- _Problem details_
Can the data below be set down again exactly, line for line?

■ ■ ■

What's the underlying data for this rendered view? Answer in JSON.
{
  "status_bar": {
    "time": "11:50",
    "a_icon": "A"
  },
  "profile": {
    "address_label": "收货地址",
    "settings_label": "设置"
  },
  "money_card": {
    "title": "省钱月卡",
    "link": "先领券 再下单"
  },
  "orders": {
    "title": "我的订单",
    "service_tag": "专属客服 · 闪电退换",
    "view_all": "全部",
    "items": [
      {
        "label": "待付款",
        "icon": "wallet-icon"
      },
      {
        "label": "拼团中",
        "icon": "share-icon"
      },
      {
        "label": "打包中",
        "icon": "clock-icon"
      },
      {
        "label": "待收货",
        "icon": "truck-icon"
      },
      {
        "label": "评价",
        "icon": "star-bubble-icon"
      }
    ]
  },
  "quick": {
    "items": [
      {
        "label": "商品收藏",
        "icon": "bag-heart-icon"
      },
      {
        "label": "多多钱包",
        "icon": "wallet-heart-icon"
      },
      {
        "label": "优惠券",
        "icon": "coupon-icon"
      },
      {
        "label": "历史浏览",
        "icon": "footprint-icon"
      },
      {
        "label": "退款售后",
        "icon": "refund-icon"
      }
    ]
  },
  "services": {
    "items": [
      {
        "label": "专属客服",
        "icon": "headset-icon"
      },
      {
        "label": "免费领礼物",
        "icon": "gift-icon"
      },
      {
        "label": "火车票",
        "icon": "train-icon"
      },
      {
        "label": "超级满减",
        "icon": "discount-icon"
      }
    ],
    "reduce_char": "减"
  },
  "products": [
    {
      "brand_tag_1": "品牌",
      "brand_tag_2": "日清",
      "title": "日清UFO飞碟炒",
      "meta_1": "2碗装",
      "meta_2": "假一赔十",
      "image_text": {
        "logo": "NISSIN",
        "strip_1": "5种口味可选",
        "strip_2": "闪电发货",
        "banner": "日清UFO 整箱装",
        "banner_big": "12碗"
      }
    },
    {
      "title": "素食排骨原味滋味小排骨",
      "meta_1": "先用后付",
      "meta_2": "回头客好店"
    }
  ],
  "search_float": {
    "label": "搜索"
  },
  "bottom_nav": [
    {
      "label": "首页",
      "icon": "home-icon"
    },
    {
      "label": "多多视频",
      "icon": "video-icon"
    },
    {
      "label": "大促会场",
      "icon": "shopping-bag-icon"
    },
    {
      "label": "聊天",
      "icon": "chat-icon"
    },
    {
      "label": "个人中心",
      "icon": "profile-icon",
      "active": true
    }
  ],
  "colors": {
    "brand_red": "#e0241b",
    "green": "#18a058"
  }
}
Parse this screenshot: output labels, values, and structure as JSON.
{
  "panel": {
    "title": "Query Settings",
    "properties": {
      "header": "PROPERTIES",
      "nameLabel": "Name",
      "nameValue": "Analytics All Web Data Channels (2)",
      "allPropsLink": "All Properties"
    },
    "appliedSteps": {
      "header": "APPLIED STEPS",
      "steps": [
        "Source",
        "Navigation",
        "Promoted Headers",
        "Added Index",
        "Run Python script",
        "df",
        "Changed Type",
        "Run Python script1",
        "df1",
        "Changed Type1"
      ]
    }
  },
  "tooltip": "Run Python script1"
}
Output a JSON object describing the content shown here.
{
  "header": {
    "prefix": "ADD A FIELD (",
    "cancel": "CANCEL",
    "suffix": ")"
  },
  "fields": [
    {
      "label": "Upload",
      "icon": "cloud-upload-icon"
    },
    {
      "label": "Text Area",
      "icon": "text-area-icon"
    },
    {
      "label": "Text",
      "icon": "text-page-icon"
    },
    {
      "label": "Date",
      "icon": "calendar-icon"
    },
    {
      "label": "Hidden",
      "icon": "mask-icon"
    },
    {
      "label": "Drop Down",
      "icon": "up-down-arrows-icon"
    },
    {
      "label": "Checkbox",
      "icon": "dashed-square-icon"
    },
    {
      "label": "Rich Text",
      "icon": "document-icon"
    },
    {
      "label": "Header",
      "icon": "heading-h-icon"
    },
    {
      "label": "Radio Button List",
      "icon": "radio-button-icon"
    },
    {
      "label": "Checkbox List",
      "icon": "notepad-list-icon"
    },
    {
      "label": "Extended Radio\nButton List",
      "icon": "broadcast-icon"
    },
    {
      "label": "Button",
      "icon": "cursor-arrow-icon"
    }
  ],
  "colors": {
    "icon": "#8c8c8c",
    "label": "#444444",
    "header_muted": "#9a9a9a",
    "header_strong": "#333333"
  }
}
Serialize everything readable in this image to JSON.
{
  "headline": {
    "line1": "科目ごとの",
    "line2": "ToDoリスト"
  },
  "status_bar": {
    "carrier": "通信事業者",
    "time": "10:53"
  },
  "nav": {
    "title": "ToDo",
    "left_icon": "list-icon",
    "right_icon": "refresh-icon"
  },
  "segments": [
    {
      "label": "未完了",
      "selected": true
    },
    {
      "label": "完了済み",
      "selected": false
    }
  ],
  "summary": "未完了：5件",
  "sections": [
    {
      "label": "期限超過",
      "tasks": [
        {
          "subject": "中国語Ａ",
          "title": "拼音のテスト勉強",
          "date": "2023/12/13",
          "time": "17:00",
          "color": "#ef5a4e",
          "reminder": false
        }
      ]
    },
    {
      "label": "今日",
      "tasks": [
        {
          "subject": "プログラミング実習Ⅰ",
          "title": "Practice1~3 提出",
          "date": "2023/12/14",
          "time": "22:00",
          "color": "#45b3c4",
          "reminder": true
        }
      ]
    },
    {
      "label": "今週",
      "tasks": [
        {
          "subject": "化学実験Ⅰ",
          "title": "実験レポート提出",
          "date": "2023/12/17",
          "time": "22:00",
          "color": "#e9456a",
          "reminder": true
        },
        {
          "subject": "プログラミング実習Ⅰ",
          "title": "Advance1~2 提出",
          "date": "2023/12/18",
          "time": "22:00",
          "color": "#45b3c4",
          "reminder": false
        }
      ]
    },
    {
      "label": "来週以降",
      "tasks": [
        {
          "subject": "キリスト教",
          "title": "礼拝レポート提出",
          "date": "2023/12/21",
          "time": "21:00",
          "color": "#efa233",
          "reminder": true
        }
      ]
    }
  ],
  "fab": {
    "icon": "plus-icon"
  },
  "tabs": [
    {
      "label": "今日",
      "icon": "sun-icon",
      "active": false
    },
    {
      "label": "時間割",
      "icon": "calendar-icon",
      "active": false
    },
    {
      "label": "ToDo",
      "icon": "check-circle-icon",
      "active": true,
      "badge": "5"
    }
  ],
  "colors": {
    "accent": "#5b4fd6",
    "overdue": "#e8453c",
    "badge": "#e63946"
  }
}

■ ■ ■

- _Output for this exercise_
What's the underlying data for this rendered view? Answer in JSON.
{
  "status_bar": {
    "time": "11:50",
    "a_icon": "A"
  },
  "profile": {
    "address_label": "收货地址",
    "settings_label": "设置"
  },
  "money_card": {
    "title": "省钱月卡",
    "link": "先领券 再下单"
  },
  "orders": {
    "title": "我的订单",
    "service_tag": "专属客服 · 闪电退换",
    "view_all": "全部",
    "items": [
      {
        "label": "待付款",
        "icon": "wallet-icon"
      },
      {
        "label": "拼团中",
        "icon": "share-icon"
      },
      {
        "label": "打包中",
        "icon": "clock-icon"
      },
      {
        "label": "待收货",
        "icon": "truck-icon"
      },
      {
        "label": "评价",
        "icon": "star-bubble-icon"
      }
    ]
  },
  "quick": {
    "items": [
      {
        "label": "商品收藏",
        "icon": "bag-heart-icon"
      },
      {
        "label": "多多钱包",
        "icon": "wallet-heart-icon"
      },
      {
        "label": "优惠券",
        "icon": "coupon-icon"
      },
      {
        "label": "历史浏览",
        "icon": "footprint-icon"
      },
      {
        "label": "退款售后",
        "icon": "refund-icon"
      }
    ]
  },
  "services": {
    "items": [
      {
        "label": "专属客服",
        "icon": "headset-icon"
      },
      {
        "label": "免费领礼物",
        "icon": "gift-icon"
      },
      {
        "label": "火车票",
        "icon": "train-icon"
      },
      {
        "label": "超级满减",
        "icon": "discount-icon"
      }
    ],
    "reduce_char": "减"
  },
  "products": [
    {
      "brand_tag_1": "品牌",
      "brand_tag_2": "日清",
      "title": "日清UFO飞碟炒",
      "meta_1": "2碗装",
      "meta_2": "假一赔十",
      "image_text": {
        "logo": "NISSIN",
        "strip_1": "5种口味可选",
        "strip_2": "闪电发货",
        "banner": "日清UFO 整箱装",
        "banner_big": "12碗"
      }
    },
    {
      "title": "素食排骨原味滋味小排骨",
      "meta_1": "先用后付",
      "meta_2": "回头客好店"
    }
  ],
  "search_float": {
    "label": "搜索"
  },
  "bottom_nav": [
    {
      "label": "首页",
      "icon": "home-icon"
    },
    {
      "label": "多多视频",
      "icon": "video-icon"
    },
    {
      "label": "大促会场",
      "icon": "shopping-bag-icon"
    },
    {
      "label": "聊天",
      "icon": "chat-icon"
    },
    {
      "label": "个人中心",
      "icon": "profile-icon",
      "active": true
    }
  ],
  "colors": {
    "brand_red": "#e0241b",
    "green": "#18a058"
  }
}
Parse this screenshot: output labels, values, and structure as JSON.
{
  "panel": {
    "title": "Query Settings",
    "properties": {
      "header": "PROPERTIES",
      "nameLabel": "Name",
      "nameValue": "Analytics All Web Data Channels (2)",
      "allPropsLink": "All Properties"
    },
    "appliedSteps": {
      "header": "APPLIED STEPS",
      "steps": [
        "Source",
        "Navigation",
        "Promoted Headers",
        "Added Index",
        "Run Python script",
        "df",
        "Changed Type",
        "Run Python script1",
        "df1",
        "Changed Type1"
      ]
    }
  },
  "tooltip": "Run Python script1"
}
Output a JSON object describing the content shown here.
{
  "header": {
    "prefix": "ADD A FIELD (",
    "cancel": "CANCEL",
    "suffix": ")"
  },
  "fields": [
    {
      "label": "Upload",
      "icon": "cloud-upload-icon"
    },
    {
      "label": "Text Area",
      "icon": "text-area-icon"
    },
    {
      "label": "Text",
      "icon": "text-page-icon"
    },
    {
      "label": "Date",
      "icon": "calendar-icon"
    },
    {
      "label": "Hidden",
      "icon": "mask-icon"
    },
    {
      "label": "Drop Down",
      "icon": "up-down-arrows-icon"
    },
    {
      "label": "Checkbox",
      "icon": "dashed-square-icon"
    },
    {
      "label": "Rich Text",
      "icon": "document-icon"
    },
    {
      "label": "Header",
      "icon": "heading-h-icon"
    },
    {
      "label": "Radio Button List",
      "icon": "radio-button-icon"
    },
    {
      "label": "Checkbox List",
      "icon": "notepad-list-icon"
    },
    {
      "label": "Extended Radio\nButton List",
      "icon": "broadcast-icon"
    },
    {
      "label": "Button",
      "icon": "cursor-arrow-icon"
    }
  ],
  "colors": {
    "icon": "#8c8c8c",
    "label": "#444444",
    "header_muted": "#9a9a9a",
    "header_strong": "#333333"
  }
}
Serialize everything readable in this image to JSON.
{
  "headline": {
    "line1": "科目ごとの",
    "line2": "ToDoリスト"
  },
  "status_bar": {
    "carrier": "通信事業者",
    "time": "10:53"
  },
  "nav": {
    "title": "ToDo",
    "left_icon": "list-icon",
    "right_icon": "refresh-icon"
  },
  "segments": [
    {
      "label": "未完了",
      "selected": true
    },
    {
      "label": "完了済み",
      "selected": false
    }
  ],
  "summary": "未完了：5件",
  "sections": [
    {
      "label": "期限超過",
      "tasks": [
        {
          "subject": "中国語Ａ",
          "title": "拼音のテスト勉強",
          "date": "2023/12/13",
          "time": "17:00",
          "color": "#ef5a4e",
          "reminder": false
        }
      ]
    },
    {
      "label": "今日",
      "tasks": [
        {
          "subject": "プログラミング実習Ⅰ",
          "title": "Practice1~3 提出",
          "date": "2023/12/14",
          "time": "22:00",
          "color": "#45b3c4",
          "reminder": true
        }
      ]
    },
    {
      "label": "今週",
      "tasks": [
        {
          "subject": "化学実験Ⅰ",
          "title": "実験レポート提出",
          "date": "2023/12/17",
          "time": "22:00",
          "color": "#e9456a",
          "reminder": true
        },
        {
          "subject": "プログラミング実習Ⅰ",
          "title": "Advance1~2 提出",
          "date": "2023/12/18",
          "time": "22:00",
          "color": "#45b3c4",
          "reminder": false
        }
      ]
    },
    {
      "label": "来週以降",
      "tasks": [
        {
          "subject": "キリスト教",
          "title": "礼拝レポート提出",
          "date": "2023/12/21",
          "time": "21:00",
          "color": "#efa233",
          "reminder": true
        }
      ]
    }
  ],
  "fab": {
    "icon": "plus-icon"
  },
  "tabs": [
    {
      "label": "今日",
      "icon": "sun-icon",
      "active": false
    },
    {
      "label": "時間割",
      "icon": "calendar-icon",
      "active": false
    },
    {
      "label": "ToDo",
      "icon": "check-circle-icon",
      "active": true,
      "badge": "5"
    }
  ],
  "colors": {
    "accent": "#5b4fd6",
    "overdue": "#e8453c",
    "badge": "#e63946"
  }
}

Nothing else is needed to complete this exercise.